» Work to do: Give every line of the material again, exactly as written.

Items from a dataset
----

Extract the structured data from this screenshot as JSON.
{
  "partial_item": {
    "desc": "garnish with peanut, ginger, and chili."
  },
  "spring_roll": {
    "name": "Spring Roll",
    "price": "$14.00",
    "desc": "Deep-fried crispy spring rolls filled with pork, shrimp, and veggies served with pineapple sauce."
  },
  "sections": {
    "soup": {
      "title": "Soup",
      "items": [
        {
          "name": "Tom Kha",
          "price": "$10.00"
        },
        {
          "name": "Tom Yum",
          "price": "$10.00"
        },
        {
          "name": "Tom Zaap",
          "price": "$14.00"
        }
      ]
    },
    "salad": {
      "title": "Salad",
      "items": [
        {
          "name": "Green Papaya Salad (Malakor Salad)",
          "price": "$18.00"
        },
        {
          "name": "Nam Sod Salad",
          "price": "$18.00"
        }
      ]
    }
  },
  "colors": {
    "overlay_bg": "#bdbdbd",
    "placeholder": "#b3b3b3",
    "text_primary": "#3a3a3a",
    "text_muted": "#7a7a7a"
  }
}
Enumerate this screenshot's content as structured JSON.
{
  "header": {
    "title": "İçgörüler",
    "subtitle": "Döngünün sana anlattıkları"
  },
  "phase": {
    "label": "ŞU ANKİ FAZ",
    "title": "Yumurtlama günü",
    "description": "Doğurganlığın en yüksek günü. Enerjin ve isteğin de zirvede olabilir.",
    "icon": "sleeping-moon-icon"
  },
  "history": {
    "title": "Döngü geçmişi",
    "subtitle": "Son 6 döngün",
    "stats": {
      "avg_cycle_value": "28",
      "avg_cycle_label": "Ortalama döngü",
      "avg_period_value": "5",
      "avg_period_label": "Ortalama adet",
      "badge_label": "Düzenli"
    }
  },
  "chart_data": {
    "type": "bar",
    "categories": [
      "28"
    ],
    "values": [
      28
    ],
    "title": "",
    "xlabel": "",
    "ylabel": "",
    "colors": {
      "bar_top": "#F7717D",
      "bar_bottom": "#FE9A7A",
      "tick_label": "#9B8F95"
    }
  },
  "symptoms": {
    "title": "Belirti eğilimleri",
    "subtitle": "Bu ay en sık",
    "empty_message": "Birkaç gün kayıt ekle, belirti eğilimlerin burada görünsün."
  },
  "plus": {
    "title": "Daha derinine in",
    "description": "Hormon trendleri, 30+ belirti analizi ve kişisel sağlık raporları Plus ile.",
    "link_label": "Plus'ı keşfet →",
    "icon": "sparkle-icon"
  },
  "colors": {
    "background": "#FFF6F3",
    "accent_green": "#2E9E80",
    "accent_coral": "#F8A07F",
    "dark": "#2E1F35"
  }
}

----

» Output:
Extract the structured data from this screenshot as JSON.
{
  "partial_item": {
    "desc": "garnish with peanut, ginger, and chili."
  },
  "spring_roll": {
    "name": "Spring Roll",
    "price": "$14.00",
    "desc": "Deep-fried crispy spring rolls filled with pork, shrimp, and veggies served with pineapple sauce."
  },
  "sections": {
    "soup": {
      "title": "Soup",
      "items": [
        {
          "name": "Tom Kha",
          "price": "$10.00"
        },
        {
          "name": "Tom Yum",
          "price": "$10.00"
        },
        {
          "name": "Tom Zaap",
          "price": "$14.00"
        }
      ]
    },
    "salad": {
      "title": "Salad",
      "items": [
        {
          "name": "Green Papaya Salad (Malakor Salad)",
          "price": "$18.00"
        },
        {
          "name": "Nam Sod Salad",
          "price": "$18.00"
        }
      ]
    }
  },
  "colors": {
    "overlay_bg": "#bdbdbd",
    "placeholder": "#b3b3b3",
    "text_primary": "#3a3a3a",
    "text_muted": "#7a7a7a"
  }
}
Enumerate this screenshot's content as structured JSON.
{
  "header": {
    "title": "İçgörüler",
    "subtitle": "Döngünün sana anlattıkları"
  },
  "phase": {
    "label": "ŞU ANKİ FAZ",
    "title": "Yumurtlama günü",
    "description": "Doğurganlığın en yüksek günü. Enerjin ve isteğin de zirvede olabilir.",
    "icon": "sleeping-moon-icon"
  },
  "history": {
    "title": "Döngü geçmişi",
    "subtitle": "Son 6 döngün",
    "stats": {
      "avg_cycle_value": "28",
      "avg_cycle_label": "Ortalama döngü",
      "avg_period_value": "5",
      "avg_period_label": "Ortalama adet",
      "badge_label": "Düzenli"
    }
  },
  "chart_data": {
    "type": "bar",
    "categories": [
      "28"
    ],
    "values": [
      28
    ],
    "title": "",
    "xlabel": "",
    "ylabel": "",
    "colors": {
      "bar_top": "#F7717D",
      "bar_bottom": "#FE9A7A",
      "tick_label": "#9B8F95"
    }
  },
  "symptoms": {
    "title": "Belirti eğilimleri",
    "subtitle": "Bu ay en sık",
    "empty_message": "Birkaç gün kayıt ekle, belirti eğilimlerin burada görünsün."
  },
  "plus": {
    "title": "Daha derinine in",
    "description": "Hormon trendleri, 30+ belirti analizi ve kişisel sağlık raporları Plus ile.",
    "link_label": "Plus'ı keşfet →",
    "icon": "sparkle-icon"
  },
  "colors": {
    "background": "#FFF6F3",
    "accent_green": "#2E9E80",
    "accent_coral": "#F8A07F",
    "dark": "#2E1F35"
  }
}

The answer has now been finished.